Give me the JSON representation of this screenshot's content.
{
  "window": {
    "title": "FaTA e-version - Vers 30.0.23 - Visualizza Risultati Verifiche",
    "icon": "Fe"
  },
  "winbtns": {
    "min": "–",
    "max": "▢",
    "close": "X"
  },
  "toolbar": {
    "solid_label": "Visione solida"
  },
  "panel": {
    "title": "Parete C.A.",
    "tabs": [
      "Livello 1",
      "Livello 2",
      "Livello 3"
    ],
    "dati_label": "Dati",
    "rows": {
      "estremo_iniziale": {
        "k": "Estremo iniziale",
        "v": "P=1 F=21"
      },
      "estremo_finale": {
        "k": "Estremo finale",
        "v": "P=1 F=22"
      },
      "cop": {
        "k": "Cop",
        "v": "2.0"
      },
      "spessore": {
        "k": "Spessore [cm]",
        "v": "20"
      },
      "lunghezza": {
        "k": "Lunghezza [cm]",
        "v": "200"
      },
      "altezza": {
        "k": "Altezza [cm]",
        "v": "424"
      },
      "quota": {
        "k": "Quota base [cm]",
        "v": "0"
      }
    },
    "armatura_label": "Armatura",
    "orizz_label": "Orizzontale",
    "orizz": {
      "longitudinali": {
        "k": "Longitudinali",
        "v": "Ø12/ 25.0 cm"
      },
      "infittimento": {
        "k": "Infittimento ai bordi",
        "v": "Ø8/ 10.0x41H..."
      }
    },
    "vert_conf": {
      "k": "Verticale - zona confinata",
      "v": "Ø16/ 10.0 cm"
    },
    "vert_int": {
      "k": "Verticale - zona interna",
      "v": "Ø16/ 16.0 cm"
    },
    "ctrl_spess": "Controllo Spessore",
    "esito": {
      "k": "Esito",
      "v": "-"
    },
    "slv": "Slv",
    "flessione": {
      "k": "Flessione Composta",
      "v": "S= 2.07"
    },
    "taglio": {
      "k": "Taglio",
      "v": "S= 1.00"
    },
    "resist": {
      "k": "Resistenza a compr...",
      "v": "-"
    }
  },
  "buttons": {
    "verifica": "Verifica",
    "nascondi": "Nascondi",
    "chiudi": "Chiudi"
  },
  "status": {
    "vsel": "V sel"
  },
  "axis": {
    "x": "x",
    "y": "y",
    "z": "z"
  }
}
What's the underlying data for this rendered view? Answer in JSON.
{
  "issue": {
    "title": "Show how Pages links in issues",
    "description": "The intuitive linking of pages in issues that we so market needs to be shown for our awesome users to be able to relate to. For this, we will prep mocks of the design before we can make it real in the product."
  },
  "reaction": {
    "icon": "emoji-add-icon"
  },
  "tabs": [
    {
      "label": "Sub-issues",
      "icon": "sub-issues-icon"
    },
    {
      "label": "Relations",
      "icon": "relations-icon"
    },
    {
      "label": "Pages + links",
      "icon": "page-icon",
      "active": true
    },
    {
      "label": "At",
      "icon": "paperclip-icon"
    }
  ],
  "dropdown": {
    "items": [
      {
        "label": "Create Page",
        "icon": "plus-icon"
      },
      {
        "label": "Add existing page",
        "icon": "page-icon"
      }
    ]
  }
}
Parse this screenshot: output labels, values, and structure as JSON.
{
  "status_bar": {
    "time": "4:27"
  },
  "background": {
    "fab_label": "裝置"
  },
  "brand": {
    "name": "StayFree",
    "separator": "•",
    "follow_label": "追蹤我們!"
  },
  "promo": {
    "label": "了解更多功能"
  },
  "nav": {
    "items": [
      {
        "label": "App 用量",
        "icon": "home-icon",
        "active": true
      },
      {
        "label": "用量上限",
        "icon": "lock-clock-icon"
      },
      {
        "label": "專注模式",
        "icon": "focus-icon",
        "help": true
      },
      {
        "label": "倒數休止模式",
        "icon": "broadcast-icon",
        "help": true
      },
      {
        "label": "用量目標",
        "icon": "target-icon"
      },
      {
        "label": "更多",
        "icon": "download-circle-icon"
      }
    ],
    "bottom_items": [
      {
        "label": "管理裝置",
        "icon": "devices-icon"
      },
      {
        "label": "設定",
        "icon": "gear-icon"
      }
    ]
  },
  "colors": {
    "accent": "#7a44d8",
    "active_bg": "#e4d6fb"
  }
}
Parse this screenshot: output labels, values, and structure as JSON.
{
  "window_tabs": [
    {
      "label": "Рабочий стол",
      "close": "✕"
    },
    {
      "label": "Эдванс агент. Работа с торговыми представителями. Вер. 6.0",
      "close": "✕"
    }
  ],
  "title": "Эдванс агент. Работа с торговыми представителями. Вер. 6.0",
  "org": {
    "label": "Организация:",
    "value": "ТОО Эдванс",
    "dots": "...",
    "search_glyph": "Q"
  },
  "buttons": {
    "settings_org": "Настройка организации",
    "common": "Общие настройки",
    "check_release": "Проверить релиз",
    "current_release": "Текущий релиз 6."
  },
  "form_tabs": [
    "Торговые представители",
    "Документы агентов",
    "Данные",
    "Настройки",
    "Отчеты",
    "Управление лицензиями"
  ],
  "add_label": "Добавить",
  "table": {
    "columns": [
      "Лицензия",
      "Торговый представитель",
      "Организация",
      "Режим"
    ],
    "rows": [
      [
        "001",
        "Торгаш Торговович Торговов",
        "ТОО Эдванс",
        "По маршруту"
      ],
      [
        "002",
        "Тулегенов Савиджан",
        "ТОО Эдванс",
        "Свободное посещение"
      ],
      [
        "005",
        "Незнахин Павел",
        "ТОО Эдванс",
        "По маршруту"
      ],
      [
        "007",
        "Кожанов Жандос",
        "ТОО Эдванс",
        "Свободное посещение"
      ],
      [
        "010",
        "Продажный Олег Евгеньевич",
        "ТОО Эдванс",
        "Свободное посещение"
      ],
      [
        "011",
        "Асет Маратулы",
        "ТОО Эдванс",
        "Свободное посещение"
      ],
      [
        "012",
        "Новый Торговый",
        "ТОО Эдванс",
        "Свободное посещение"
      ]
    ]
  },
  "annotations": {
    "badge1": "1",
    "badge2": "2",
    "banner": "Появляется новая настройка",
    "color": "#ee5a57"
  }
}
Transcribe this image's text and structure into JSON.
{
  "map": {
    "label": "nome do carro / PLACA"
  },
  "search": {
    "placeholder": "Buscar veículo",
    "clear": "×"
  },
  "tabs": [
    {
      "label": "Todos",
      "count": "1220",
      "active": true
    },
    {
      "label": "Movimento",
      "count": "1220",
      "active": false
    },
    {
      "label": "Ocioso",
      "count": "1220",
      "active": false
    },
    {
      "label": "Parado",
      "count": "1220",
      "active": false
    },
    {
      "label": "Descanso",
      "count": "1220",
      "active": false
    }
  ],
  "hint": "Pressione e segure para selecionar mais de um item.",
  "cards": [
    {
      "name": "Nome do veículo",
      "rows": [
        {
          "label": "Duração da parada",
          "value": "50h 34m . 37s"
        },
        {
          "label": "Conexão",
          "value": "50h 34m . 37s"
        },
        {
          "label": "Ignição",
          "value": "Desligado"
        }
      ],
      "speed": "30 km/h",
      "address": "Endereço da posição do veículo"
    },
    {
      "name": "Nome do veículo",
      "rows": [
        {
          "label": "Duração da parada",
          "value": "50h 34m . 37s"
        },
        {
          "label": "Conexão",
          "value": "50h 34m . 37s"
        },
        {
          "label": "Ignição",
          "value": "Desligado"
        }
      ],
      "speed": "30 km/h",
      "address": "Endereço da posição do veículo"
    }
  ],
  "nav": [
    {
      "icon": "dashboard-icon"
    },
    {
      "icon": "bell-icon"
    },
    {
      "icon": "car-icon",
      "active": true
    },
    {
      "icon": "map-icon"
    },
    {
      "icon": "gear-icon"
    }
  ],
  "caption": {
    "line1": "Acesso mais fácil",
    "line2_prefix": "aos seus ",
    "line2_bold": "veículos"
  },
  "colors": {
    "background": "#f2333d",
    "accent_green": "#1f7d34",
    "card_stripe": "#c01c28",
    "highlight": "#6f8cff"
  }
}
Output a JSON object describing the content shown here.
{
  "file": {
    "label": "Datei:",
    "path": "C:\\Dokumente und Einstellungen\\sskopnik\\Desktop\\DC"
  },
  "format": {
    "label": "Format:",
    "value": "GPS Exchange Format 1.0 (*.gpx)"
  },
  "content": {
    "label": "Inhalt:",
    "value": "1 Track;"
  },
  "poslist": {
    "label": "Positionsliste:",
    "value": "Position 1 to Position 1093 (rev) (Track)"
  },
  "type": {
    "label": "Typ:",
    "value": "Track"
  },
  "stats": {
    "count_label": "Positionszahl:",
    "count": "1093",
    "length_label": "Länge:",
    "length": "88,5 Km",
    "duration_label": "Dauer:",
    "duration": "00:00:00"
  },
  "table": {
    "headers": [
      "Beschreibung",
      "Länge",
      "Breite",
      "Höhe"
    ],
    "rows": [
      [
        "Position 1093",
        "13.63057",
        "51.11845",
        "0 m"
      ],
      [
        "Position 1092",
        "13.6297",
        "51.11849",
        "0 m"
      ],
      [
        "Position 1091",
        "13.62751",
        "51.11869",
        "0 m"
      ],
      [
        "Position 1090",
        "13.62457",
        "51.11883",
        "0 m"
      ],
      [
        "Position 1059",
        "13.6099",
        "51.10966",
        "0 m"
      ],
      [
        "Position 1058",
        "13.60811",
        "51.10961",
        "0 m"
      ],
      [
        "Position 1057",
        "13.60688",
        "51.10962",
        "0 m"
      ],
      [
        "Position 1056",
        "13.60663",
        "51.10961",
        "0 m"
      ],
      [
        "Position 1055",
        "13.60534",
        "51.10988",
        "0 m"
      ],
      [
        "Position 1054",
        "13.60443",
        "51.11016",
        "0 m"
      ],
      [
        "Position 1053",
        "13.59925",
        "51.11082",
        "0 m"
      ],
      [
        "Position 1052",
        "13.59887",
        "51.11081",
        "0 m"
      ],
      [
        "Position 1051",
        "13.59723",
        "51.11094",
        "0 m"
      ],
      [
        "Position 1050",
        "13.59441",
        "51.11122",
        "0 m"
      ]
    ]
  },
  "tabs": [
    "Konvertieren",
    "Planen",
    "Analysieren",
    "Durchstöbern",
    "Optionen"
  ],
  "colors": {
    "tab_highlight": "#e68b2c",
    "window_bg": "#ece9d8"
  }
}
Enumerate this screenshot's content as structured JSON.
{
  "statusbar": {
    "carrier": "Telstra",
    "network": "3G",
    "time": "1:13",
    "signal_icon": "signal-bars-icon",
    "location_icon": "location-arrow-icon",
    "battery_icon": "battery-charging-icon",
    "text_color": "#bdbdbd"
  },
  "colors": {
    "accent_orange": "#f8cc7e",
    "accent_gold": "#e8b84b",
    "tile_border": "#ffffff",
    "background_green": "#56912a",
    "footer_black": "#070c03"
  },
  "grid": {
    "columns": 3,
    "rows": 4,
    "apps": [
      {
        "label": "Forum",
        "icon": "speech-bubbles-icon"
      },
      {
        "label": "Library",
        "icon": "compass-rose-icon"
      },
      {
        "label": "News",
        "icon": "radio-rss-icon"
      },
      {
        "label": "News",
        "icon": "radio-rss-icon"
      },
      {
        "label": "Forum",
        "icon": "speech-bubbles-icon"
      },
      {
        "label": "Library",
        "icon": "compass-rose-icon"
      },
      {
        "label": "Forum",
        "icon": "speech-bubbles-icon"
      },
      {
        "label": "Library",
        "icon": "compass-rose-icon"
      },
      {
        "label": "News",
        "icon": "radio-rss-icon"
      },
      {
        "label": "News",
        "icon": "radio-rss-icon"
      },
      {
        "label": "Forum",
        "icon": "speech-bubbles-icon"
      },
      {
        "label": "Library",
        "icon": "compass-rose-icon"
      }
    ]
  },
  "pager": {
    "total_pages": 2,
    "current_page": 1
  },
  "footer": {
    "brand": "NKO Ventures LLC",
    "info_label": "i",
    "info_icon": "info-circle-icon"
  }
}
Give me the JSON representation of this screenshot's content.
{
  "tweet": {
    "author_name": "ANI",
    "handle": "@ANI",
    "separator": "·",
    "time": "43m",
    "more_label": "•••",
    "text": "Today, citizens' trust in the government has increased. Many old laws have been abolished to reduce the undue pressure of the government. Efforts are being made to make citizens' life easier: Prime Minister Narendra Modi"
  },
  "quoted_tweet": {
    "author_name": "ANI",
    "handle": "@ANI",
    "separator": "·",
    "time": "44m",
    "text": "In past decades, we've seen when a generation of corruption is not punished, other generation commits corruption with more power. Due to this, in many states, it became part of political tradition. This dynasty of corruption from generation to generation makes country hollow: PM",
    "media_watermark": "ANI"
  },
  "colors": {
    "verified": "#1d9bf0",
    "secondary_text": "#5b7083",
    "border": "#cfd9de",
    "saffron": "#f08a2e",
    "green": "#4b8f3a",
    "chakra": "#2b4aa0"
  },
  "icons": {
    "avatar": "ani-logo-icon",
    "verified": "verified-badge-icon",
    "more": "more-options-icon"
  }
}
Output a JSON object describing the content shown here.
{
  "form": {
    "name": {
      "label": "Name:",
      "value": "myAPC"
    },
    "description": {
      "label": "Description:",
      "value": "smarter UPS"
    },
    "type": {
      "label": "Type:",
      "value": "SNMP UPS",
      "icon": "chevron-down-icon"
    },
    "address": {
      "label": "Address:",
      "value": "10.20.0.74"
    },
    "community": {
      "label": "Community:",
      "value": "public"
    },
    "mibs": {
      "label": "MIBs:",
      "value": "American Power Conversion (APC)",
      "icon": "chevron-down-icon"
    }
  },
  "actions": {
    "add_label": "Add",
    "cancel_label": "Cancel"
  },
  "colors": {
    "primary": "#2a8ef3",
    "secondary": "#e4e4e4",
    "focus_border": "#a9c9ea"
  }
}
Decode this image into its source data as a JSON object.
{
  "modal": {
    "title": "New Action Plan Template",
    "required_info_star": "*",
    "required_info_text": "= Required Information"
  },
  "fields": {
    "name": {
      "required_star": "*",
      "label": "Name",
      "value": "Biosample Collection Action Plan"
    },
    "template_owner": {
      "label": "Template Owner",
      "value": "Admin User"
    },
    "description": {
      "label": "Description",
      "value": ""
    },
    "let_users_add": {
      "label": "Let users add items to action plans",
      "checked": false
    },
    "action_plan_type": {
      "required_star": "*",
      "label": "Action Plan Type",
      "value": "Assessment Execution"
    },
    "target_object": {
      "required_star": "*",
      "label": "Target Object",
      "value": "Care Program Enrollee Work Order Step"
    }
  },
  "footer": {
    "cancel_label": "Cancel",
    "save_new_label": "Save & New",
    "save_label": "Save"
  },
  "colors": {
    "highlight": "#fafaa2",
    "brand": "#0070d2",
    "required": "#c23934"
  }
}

Exercise brief: Give the lines from the one containing "Decode this image" through the end of the entries again, exactly as written and with no other lines.

Answer to this problem:
Decode this image into its source data as a JSON object.
{
  "modal": {
    "title": "New Action Plan Template",
    "required_info_star": "*",
    "required_info_text": "= Required Information"
  },
  "fields": {
    "name": {
      "required_star": "*",
      "label": "Name",
      "value": "Biosample Collection Action Plan"
    },
    "template_owner": {
      "label": "Template Owner",
      "value": "Admin User"
    },
    "description": {
      "label": "Description",
      "value": ""
    },
    "let_users_add": {
      "label": "Let users add items to action plans",
      "checked": false
    },
    "action_plan_type": {
      "required_star": "*",
      "label": "Action Plan Type",
      "value": "Assessment Execution"
    },
    "target_object": {
      "required_star": "*",
      "label": "Target Object",
      "value": "Care Program Enrollee Work Order Step"
    }
  },
  "footer": {
    "cancel_label": "Cancel",
    "save_new_label": "Save & New",
    "save_label": "Save"
  },
  "colors": {
    "highlight": "#fafaa2",
    "brand": "#0070d2",
    "required": "#c23934"
  }
}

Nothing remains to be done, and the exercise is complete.